▸ **Source records**
"""
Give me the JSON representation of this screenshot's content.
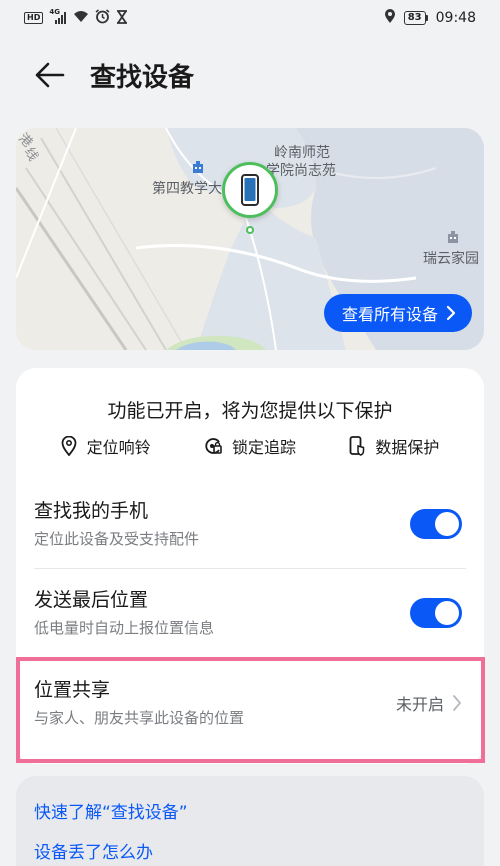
{
  "status_bar": {
    "network_tags": [
      "HD",
      "4G"
    ],
    "battery": "83",
    "time": "09:48",
    "icons": [
      "hd-icon",
      "signal-4g-icon",
      "wifi-icon",
      "alarm-icon",
      "hourglass-icon",
      "location-icon",
      "battery-icon"
    ]
  },
  "header": {
    "title": "查找设备",
    "back_icon": "arrow-left-icon"
  },
  "map": {
    "labels": {
      "top_left_partial": "港",
      "left_partial": "线",
      "building": "第四教学大",
      "campus_line1": "岭南师范",
      "campus_line2": "学院尚志苑",
      "residence": "瑞云家园"
    },
    "device_icon": "phone-icon",
    "view_all_button": "查看所有设备",
    "view_all_chevron": "chevron-right-icon",
    "accent_color": "#0a59f7",
    "pin_color": "#4cbf5c"
  },
  "protection": {
    "title": "功能已开启，将为您提供以下保护",
    "features": [
      {
        "icon": "location-pin-icon",
        "label": "定位响铃"
      },
      {
        "icon": "lock-track-icon",
        "label": "锁定追踪"
      },
      {
        "icon": "phone-shield-icon",
        "label": "数据保护"
      }
    ]
  },
  "settings": [
    {
      "title": "查找我的手机",
      "subtitle": "定位此设备及受支持配件",
      "toggle_on": true
    },
    {
      "title": "发送最后位置",
      "subtitle": "低电量时自动上报位置信息",
      "toggle_on": true
    },
    {
      "title": "位置共享",
      "subtitle": "与家人、朋友共享此设备的位置",
      "status": "未开启"
    }
  ],
  "help": {
    "links": [
      "快速了解“查找设备”",
      "设备丢了怎么办"
    ]
  },
  "highlight_color": "#f06e98"
}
"""
▸ **Exercise**
Copy each line containing the word "location" from the data.

▸ **Task output**
      "location-icon",
        "icon": "location-pin-icon",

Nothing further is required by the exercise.